Aim
Return the whole listing, keeping every character the same.

##### Exercise inputs #####

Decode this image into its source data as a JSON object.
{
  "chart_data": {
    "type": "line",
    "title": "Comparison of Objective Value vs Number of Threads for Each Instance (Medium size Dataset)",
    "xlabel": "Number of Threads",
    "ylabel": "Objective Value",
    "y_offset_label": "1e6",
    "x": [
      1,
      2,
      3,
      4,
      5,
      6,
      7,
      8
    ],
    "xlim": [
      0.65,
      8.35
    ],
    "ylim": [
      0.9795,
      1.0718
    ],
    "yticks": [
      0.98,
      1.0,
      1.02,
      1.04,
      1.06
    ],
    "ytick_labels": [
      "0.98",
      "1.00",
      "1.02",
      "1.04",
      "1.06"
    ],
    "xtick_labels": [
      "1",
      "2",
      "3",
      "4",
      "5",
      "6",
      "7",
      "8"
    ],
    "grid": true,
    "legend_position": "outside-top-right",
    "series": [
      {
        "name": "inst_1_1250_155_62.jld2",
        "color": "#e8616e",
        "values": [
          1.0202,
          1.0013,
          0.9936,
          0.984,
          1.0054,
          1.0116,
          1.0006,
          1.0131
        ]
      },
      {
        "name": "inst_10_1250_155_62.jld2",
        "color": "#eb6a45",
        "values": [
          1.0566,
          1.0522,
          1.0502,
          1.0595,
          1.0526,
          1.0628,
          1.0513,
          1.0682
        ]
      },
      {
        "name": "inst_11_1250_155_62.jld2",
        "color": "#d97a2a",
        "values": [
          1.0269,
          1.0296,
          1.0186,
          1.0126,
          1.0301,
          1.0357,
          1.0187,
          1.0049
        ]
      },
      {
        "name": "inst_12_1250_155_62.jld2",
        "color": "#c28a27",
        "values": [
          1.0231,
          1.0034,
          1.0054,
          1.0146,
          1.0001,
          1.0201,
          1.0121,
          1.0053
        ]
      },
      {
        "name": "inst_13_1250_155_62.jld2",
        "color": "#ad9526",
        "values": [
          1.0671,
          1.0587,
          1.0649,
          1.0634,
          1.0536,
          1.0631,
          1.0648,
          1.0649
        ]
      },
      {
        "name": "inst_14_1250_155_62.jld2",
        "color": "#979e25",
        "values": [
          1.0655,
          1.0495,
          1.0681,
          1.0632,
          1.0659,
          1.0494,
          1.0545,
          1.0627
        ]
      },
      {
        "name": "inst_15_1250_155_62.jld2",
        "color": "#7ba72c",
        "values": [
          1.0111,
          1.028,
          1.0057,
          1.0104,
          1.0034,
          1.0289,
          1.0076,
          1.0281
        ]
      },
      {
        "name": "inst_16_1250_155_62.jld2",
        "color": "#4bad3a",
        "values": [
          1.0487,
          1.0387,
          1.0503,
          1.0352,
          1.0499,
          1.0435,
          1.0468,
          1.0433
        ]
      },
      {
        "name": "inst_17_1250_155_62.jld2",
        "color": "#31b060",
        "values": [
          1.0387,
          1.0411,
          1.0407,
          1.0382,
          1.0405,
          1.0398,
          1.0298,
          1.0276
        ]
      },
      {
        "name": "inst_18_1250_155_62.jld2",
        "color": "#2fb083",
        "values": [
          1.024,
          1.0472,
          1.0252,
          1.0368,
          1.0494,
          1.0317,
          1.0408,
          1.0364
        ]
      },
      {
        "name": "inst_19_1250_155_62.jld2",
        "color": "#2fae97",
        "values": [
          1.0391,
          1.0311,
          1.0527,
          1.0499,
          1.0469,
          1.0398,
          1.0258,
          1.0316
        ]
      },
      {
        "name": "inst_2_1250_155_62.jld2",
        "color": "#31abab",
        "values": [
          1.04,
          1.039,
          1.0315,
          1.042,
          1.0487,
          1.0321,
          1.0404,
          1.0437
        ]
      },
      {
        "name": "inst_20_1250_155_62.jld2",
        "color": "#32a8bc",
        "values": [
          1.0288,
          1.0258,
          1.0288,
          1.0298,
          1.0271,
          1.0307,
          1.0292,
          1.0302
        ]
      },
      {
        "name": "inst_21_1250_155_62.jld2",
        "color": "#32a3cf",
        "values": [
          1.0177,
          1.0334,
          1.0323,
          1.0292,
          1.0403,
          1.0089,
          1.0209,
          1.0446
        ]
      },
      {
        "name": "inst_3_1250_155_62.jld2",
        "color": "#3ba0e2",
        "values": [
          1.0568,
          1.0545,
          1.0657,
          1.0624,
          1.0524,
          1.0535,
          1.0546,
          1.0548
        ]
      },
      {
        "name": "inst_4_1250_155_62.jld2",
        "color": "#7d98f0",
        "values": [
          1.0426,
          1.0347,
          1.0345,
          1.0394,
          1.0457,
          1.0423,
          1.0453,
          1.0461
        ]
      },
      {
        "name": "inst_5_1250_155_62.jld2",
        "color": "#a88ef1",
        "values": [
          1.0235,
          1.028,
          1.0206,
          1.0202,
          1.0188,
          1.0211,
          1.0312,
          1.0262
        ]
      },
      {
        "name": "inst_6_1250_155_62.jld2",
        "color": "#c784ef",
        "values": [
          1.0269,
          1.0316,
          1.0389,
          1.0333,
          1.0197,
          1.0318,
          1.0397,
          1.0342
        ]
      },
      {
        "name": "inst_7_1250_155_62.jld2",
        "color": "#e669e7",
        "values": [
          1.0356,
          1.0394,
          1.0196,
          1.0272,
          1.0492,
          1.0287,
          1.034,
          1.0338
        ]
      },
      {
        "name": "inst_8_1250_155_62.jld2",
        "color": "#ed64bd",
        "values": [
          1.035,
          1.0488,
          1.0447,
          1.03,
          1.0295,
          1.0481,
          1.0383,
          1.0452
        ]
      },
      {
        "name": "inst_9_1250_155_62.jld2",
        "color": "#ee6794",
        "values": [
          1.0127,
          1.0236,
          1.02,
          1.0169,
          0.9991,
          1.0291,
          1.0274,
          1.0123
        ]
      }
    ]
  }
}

#####

The answer
Decode this image into its source data as a JSON object.
{
  "chart_data": {
    "type": "line",
    "title": "Comparison of Objective Value vs Number of Threads for Each Instance (Medium size Dataset)",
    "xlabel": "Number of Threads",
    "ylabel": "Objective Value",
    "y_offset_label": "1e6",
    "x": [
      1,
      2,
      3,
      4,
      5,
      6,
      7,
      8
    ],
    "xlim": [
      0.65,
      8.35
    ],
    "ylim": [
      0.9795,
      1.0718
    ],
    "yticks": [
      0.98,
      1.0,
      1.02,
      1.04,
      1.06
    ],
    "ytick_labels": [
      "0.98",
      "1.00",
      "1.02",
      "1.04",
      "1.06"
    ],
    "xtick_labels": [
      "1",
      "2",
      "3",
      "4",
      "5",
      "6",
      "7",
      "8"
    ],
    "grid": true,
    "legend_position": "outside-top-right",
    "series": [
      {
        "name": "inst_1_1250_155_62.jld2",
        "color": "#e8616e",
        "values": [
          1.0202,
          1.0013,
          0.9936,
          0.984,
          1.0054,
          1.0116,
          1.0006,
          1.0131
        ]
      },
      {
        "name": "inst_10_1250_155_62.jld2",
        "color": "#eb6a45",
        "values": [
          1.0566,
          1.0522,
          1.0502,
          1.0595,
          1.0526,
          1.0628,
          1.0513,
          1.0682
        ]
      },
      {
        "name": "inst_11_1250_155_62.jld2",
        "color": "#d97a2a",
        "values": [
          1.0269,
          1.0296,
          1.0186,
          1.0126,
          1.0301,
          1.0357,
          1.0187,
          1.0049
        ]
      },
      {
        "name": "inst_12_1250_155_62.jld2",
        "color": "#c28a27",
        "values": [
          1.0231,
          1.0034,
          1.0054,
          1.0146,
          1.0001,
          1.0201,
          1.0121,
          1.0053
        ]
      },
      {
        "name": "inst_13_1250_155_62.jld2",
        "color": "#ad9526",
        "values": [
          1.0671,
          1.0587,
          1.0649,
          1.0634,
          1.0536,
          1.0631,
          1.0648,
          1.0649
        ]
      },
      {
        "name": "inst_14_1250_155_62.jld2",
        "color": "#979e25",
        "values": [
          1.0655,
          1.0495,
          1.0681,
          1.0632,
          1.0659,
          1.0494,
          1.0545,
          1.0627
        ]
      },
      {
        "name": "inst_15_1250_155_62.jld2",
        "color": "#7ba72c",
        "values": [
          1.0111,
          1.028,
          1.0057,
          1.0104,
          1.0034,
          1.0289,
          1.0076,
          1.0281
        ]
      },
      {
        "name": "inst_16_1250_155_62.jld2",
        "color": "#4bad3a",
        "values": [
          1.0487,
          1.0387,
          1.0503,
          1.0352,
          1.0499,
          1.0435,
          1.0468,
          1.0433
        ]
      },
      {
        "name": "inst_17_1250_155_62.jld2",
        "color": "#31b060",
        "values": [
          1.0387,
          1.0411,
          1.0407,
          1.0382,
          1.0405,
          1.0398,
          1.0298,
          1.0276
        ]
      },
      {
        "name": "inst_18_1250_155_62.jld2",
        "color": "#2fb083",
        "values": [
          1.024,
          1.0472,
          1.0252,
          1.0368,
          1.0494,
          1.0317,
          1.0408,
          1.0364
        ]
      },
      {
        "name": "inst_19_1250_155_62.jld2",
        "color": "#2fae97",
        "values": [
          1.0391,
          1.0311,
          1.0527,
          1.0499,
          1.0469,
          1.0398,
          1.0258,
          1.0316
        ]
      },
      {
        "name": "inst_2_1250_155_62.jld2",
        "color": "#31abab",
        "values": [
          1.04,
          1.039,
          1.0315,
          1.042,
          1.0487,
          1.0321,
          1.0404,
          1.0437
        ]
      },
      {
        "name": "inst_20_1250_155_62.jld2",
        "color": "#32a8bc",
        "values": [
          1.0288,
          1.0258,
          1.0288,
          1.0298,
          1.0271,
          1.0307,
          1.0292,
          1.0302
        ]
      },
      {
        "name": "inst_21_1250_155_62.jld2",
        "color": "#32a3cf",
        "values": [
          1.0177,
          1.0334,
          1.0323,
          1.0292,
          1.0403,
          1.0089,
          1.0209,
          1.0446
        ]
      },
      {
        "name": "inst_3_1250_155_62.jld2",
        "color": "#3ba0e2",
        "values": [
          1.0568,
          1.0545,
          1.0657,
          1.0624,
          1.0524,
          1.0535,
          1.0546,
          1.0548
        ]
      },
      {
        "name": "inst_4_1250_155_62.jld2",
        "color": "#7d98f0",
        "values": [
          1.0426,
          1.0347,
          1.0345,
          1.0394,
          1.0457,
          1.0423,
          1.0453,
          1.0461
        ]
      },
      {
        "name": "inst_5_1250_155_62.jld2",
        "color": "#a88ef1",
        "values": [
          1.0235,
          1.028,
          1.0206,
          1.0202,
          1.0188,
          1.0211,
          1.0312,
          1.0262
        ]
      },
      {
        "name": "inst_6_1250_155_62.jld2",
        "color": "#c784ef",
        "values": [
          1.0269,
          1.0316,
          1.0389,
          1.0333,
          1.0197,
          1.0318,
          1.0397,
          1.0342
        ]
      },
      {
        "name": "inst_7_1250_155_62.jld2",
        "color": "#e669e7",
        "values": [
          1.0356,
          1.0394,
          1.0196,
          1.0272,
          1.0492,
          1.0287,
          1.034,
          1.0338
        ]
      },
      {
        "name": "inst_8_1250_155_62.jld2",
        "color": "#ed64bd",
        "values": [
          1.035,
          1.0488,
          1.0447,
          1.03,
          1.0295,
          1.0481,
          1.0383,
          1.0452
        ]
      },
      {
        "name": "inst_9_1250_155_62.jld2",
        "color": "#ee6794",
        "values": [
          1.0127,
          1.0236,
          1.02,
          1.0169,
          0.9991,
          1.0291,
          1.0274,
          1.0123
        ]
      }
    ]
  }
}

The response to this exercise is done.